[Data records]
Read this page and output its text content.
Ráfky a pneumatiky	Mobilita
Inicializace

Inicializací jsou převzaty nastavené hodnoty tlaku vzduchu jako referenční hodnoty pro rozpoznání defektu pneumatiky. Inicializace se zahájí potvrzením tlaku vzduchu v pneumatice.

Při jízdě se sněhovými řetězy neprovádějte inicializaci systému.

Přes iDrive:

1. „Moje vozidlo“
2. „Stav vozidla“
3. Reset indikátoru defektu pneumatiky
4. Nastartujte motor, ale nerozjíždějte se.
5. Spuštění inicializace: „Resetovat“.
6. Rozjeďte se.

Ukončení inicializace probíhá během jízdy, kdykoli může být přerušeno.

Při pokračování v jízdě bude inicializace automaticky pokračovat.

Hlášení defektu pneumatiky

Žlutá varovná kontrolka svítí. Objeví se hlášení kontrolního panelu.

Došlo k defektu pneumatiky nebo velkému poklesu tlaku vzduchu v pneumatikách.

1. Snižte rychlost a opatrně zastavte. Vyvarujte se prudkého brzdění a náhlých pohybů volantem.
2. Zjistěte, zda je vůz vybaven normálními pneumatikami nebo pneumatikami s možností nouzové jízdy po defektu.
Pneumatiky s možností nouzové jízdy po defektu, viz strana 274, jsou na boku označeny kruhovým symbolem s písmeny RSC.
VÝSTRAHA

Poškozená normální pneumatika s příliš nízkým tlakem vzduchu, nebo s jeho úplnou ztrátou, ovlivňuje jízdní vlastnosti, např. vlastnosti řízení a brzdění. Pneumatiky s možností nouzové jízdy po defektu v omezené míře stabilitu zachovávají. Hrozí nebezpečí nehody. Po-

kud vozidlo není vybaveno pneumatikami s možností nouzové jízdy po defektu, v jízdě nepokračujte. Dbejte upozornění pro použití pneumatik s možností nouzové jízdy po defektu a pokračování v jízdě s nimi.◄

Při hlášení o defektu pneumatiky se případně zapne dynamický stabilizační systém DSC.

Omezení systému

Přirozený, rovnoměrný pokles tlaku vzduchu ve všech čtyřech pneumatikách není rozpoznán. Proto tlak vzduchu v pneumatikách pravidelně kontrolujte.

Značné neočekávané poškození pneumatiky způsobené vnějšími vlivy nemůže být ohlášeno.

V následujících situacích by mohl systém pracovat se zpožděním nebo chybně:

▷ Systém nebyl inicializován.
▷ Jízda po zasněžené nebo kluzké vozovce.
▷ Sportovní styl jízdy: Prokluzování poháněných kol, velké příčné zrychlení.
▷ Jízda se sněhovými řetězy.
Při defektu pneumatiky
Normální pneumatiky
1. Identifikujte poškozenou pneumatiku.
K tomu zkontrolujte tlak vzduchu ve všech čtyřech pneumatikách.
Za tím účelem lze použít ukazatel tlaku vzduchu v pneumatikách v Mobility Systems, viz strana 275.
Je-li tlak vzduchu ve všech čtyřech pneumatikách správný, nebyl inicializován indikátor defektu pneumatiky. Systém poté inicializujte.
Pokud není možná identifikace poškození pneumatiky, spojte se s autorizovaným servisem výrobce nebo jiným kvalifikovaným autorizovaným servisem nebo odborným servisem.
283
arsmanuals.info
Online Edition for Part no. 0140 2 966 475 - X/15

Short exercise: Copy all lines from the entries that contain the word "nebyl".

Correct response:
▷ Systém nebyl inicializován.
Je-li tlak vzduchu ve všech čtyřech pneumatikách správný, nebyl inicializován indikátor defektu pneumatiky. Systém poté inicializujte.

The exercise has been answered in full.